** start of Excerpted data **
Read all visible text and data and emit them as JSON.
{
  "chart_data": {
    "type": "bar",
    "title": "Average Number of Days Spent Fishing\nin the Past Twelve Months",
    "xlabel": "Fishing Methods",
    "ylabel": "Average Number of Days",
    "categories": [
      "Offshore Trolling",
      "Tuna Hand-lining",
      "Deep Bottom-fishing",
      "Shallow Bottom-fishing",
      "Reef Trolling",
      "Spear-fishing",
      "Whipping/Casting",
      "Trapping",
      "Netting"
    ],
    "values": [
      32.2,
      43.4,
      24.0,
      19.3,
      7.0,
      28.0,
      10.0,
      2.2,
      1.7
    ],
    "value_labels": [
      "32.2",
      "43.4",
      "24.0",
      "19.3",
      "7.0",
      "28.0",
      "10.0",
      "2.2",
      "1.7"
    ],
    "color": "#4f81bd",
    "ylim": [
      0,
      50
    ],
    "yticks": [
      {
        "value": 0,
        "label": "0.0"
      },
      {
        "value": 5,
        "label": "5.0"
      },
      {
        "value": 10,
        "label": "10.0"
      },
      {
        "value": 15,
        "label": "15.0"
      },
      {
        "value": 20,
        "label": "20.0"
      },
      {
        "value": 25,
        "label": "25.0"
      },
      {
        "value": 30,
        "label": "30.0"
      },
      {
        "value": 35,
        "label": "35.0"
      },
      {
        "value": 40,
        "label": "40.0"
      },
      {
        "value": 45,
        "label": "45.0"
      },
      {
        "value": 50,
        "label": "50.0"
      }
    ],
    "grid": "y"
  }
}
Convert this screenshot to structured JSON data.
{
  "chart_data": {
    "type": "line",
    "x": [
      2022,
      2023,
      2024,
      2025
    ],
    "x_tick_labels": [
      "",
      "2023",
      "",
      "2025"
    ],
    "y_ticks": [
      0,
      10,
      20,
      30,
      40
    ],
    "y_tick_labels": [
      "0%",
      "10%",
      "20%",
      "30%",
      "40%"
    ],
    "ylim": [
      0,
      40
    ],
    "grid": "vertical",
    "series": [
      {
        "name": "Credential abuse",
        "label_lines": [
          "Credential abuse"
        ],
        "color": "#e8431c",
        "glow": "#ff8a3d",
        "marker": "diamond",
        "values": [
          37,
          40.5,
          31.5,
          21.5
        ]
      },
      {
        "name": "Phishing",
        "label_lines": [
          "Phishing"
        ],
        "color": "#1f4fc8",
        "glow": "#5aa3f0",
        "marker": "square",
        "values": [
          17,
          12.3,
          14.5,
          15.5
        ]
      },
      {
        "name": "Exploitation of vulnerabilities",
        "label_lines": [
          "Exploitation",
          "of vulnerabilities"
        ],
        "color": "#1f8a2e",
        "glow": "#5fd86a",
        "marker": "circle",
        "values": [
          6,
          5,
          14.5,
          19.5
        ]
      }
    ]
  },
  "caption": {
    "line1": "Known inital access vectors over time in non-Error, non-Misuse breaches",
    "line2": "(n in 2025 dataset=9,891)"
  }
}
** end of Excerpted data **
Exercise
Check every line of the data above for the string "Average", and copy those that have it.

Result of the task
    "title": "Average Number of Days Spent Fishing\nin the Past Twelve Months",
    "ylabel": "Average Number of Days",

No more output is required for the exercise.